Input material:
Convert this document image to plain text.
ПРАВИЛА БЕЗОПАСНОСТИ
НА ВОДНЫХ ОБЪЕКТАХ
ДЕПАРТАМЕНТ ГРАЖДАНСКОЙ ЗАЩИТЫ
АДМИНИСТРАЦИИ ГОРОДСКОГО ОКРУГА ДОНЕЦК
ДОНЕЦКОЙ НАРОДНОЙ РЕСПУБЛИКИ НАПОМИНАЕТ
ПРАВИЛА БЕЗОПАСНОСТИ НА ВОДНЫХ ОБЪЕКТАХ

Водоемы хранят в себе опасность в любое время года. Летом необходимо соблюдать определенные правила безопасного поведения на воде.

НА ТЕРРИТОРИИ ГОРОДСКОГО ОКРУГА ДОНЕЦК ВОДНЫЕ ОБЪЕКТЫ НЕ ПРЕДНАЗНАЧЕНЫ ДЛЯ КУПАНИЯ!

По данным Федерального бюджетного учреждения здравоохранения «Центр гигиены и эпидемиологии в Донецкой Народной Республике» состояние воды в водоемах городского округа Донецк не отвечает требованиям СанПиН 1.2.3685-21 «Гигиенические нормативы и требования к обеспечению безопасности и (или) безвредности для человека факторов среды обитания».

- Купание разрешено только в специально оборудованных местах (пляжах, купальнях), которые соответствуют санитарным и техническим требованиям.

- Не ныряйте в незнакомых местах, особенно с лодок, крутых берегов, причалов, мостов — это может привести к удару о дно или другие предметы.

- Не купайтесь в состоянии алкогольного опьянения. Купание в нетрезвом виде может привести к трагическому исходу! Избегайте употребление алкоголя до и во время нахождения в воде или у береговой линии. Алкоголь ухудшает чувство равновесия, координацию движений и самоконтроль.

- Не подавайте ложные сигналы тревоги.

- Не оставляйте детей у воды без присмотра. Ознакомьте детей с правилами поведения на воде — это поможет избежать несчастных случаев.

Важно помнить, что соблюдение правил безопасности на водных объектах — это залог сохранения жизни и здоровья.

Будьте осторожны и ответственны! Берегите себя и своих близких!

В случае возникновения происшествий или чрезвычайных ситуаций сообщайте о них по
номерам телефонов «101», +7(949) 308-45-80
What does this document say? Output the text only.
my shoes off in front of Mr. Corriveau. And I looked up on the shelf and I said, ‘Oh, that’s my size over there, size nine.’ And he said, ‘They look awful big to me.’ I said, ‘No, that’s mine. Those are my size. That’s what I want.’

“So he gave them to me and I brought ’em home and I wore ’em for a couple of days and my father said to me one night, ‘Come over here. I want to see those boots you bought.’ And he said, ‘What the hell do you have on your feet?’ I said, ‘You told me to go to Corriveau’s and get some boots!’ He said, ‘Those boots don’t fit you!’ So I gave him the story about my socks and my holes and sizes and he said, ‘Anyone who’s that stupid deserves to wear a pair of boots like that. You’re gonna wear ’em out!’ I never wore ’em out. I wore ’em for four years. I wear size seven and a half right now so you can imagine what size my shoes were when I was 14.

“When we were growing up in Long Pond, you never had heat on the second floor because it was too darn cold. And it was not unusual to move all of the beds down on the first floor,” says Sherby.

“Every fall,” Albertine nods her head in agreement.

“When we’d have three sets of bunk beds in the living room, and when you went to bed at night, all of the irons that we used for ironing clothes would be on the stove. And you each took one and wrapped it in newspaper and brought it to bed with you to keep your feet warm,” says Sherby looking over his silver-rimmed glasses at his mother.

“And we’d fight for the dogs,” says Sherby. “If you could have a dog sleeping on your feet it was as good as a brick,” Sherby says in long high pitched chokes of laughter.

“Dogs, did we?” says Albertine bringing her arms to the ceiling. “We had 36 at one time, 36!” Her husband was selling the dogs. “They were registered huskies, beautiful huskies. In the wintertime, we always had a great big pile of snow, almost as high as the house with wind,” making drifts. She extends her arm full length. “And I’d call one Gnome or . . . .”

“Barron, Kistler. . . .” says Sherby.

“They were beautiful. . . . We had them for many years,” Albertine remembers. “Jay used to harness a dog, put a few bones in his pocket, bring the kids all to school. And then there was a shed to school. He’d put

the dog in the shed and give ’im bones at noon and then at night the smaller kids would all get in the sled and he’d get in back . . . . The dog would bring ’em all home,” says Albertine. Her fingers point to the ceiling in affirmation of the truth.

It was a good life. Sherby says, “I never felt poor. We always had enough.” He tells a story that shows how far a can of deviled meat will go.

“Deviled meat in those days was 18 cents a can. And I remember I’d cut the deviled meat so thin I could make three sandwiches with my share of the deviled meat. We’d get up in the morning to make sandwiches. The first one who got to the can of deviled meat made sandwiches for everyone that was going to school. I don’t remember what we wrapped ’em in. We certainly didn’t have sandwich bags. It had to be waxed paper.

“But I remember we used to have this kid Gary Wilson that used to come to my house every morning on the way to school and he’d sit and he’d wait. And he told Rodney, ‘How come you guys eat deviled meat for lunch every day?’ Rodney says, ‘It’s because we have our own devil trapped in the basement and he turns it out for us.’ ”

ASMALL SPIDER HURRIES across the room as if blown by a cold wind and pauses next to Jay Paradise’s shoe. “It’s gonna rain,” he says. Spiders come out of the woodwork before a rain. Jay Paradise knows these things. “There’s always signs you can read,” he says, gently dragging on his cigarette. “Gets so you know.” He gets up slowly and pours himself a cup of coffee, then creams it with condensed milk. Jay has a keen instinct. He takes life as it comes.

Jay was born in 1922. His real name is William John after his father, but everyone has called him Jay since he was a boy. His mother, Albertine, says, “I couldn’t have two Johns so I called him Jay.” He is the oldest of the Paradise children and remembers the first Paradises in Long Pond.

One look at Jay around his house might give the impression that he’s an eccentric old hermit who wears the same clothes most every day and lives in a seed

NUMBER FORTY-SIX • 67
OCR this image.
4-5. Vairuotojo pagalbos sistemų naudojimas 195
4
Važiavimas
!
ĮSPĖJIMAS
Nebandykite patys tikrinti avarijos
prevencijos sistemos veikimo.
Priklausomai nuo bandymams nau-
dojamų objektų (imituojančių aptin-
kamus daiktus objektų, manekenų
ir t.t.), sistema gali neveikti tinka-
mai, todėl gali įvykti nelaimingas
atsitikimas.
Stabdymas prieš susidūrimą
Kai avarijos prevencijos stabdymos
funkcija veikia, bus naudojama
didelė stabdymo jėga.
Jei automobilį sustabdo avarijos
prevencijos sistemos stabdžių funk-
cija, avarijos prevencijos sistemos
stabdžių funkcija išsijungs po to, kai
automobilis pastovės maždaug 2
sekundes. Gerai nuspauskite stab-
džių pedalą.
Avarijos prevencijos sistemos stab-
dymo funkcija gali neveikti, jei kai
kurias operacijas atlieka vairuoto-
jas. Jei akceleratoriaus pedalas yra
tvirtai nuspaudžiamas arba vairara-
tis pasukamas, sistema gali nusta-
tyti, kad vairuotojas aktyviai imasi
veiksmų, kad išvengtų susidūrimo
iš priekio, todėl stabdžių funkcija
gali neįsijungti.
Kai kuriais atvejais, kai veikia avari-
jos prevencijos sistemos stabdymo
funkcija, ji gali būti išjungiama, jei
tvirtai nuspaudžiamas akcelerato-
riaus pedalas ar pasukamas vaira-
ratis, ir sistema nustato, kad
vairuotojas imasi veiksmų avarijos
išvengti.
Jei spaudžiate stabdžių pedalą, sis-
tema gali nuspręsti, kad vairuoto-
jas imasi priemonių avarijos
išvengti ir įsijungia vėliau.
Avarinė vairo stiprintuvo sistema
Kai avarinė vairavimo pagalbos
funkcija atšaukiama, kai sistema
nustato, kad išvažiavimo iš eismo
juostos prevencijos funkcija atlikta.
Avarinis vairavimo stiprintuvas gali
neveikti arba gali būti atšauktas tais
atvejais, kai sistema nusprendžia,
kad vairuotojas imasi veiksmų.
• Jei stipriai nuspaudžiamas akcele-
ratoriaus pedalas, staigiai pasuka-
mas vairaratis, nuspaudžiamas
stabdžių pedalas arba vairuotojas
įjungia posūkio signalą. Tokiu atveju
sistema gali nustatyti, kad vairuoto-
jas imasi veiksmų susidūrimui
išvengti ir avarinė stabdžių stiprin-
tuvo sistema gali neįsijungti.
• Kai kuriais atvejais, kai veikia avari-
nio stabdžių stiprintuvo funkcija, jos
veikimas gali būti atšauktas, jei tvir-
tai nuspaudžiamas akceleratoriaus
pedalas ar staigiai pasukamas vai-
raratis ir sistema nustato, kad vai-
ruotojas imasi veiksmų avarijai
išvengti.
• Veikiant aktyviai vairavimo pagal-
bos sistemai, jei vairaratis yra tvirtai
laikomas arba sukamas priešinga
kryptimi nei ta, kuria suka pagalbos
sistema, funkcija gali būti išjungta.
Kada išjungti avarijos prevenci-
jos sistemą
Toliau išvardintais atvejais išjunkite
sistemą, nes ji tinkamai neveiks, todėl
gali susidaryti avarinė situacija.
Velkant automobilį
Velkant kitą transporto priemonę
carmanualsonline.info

Work to do: Scan the entries above. Copy each line that has the string "home".

Solution below:
“So he gave them to me and I brought ’em home and I wore ’em for a couple of days and my father said to me one night, ‘Come over here. I want to see those boots you bought.’ And he said, ‘What the hell do you have on your feet?’ I said, ‘You told me to go to Corriveau’s and get some boots!’ He said, ‘Those boots don’t fit you!’ So I gave him the story about my socks and my holes and sizes and he said, ‘Anyone who’s that stupid deserves to wear a pair of boots like that. You’re gonna wear ’em out!’ I never wore ’em out. I wore ’em for four years. I wear size seven and a half right now so you can imagine what size my shoes were when I was 14.
the dog in the shed and give ’im bones at noon and then at night the smaller kids would all get in the sled and he’d get in back . . . . The dog would bring ’em all home,” says Albertine. Her fingers point to the ceiling in affirmation of the truth.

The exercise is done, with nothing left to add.